TASK BRIEF:
Repeat the records below exactly.

[Extracted records]
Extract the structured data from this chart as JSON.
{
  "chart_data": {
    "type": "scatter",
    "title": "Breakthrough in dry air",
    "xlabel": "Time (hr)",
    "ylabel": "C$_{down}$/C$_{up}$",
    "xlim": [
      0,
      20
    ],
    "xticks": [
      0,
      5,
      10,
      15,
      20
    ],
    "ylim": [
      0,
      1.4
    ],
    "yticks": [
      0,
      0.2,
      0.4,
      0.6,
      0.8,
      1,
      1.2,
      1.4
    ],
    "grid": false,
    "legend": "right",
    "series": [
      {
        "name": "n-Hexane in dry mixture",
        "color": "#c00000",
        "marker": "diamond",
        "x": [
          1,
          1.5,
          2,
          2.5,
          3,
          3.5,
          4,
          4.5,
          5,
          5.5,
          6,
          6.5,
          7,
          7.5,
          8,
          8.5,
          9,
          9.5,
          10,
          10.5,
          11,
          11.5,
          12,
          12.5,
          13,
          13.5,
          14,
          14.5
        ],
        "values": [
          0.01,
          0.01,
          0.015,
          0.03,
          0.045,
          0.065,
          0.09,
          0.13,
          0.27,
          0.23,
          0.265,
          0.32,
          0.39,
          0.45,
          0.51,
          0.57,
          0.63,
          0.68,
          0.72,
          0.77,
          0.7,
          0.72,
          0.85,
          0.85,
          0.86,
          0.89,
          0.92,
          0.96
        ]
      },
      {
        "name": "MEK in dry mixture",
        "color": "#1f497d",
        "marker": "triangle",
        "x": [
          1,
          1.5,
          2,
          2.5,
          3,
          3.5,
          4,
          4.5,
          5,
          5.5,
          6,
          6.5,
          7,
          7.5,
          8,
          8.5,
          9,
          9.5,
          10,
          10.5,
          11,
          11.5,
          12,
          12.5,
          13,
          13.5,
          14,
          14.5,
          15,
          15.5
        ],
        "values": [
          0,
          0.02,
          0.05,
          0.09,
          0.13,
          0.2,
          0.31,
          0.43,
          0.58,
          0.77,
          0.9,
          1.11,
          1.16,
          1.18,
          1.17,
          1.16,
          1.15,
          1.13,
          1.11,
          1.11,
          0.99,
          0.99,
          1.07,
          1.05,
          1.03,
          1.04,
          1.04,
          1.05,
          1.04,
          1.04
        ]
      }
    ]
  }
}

SOLUTION:
Extract the structured data from this chart as JSON.
{
  "chart_data": {
    "type": "scatter",
    "title": "Breakthrough in dry air",
    "xlabel": "Time (hr)",
    "ylabel": "C$_{down}$/C$_{up}$",
    "xlim": [
      0,
      20
    ],
    "xticks": [
      0,
      5,
      10,
      15,
      20
    ],
    "ylim": [
      0,
      1.4
    ],
    "yticks": [
      0,
      0.2,
      0.4,
      0.6,
      0.8,
      1,
      1.2,
      1.4
    ],
    "grid": false,
    "legend": "right",
    "series": [
      {
        "name": "n-Hexane in dry mixture",
        "color": "#c00000",
        "marker": "diamond",
        "x": [
          1,
          1.5,
          2,
          2.5,
          3,
          3.5,
          4,
          4.5,
          5,
          5.5,
          6,
          6.5,
          7,
          7.5,
          8,
          8.5,
          9,
          9.5,
          10,
          10.5,
          11,
          11.5,
          12,
          12.5,
          13,
          13.5,
          14,
          14.5
        ],
        "values": [
          0.01,
          0.01,
          0.015,
          0.03,
          0.045,
          0.065,
          0.09,
          0.13,
          0.27,
          0.23,
          0.265,
          0.32,
          0.39,
          0.45,
          0.51,
          0.57,
          0.63,
          0.68,
          0.72,
          0.77,
          0.7,
          0.72,
          0.85,
          0.85,
          0.86,
          0.89,
          0.92,
          0.96
        ]
      },
      {
        "name": "MEK in dry mixture",
        "color": "#1f497d",
        "marker": "triangle",
        "x": [
          1,
          1.5,
          2,
          2.5,
          3,
          3.5,
          4,
          4.5,
          5,
          5.5,
          6,
          6.5,
          7,
          7.5,
          8,
          8.5,
          9,
          9.5,
          10,
          10.5,
          11,
          11.5,
          12,
          12.5,
          13,
          13.5,
          14,
          14.5,
          15,
          15.5
        ],
        "values": [
          0,
          0.02,
          0.05,
          0.09,
          0.13,
          0.2,
          0.31,
          0.43,
          0.58,
          0.77,
          0.9,
          1.11,
          1.16,
          1.18,
          1.17,
          1.16,
          1.15,
          1.13,
          1.11,
          1.11,
          0.99,
          0.99,
          1.07,
          1.05,
          1.03,
          1.04,
          1.04,
          1.05,
          1.04,
          1.04
        ]
      }
    ]
  }
}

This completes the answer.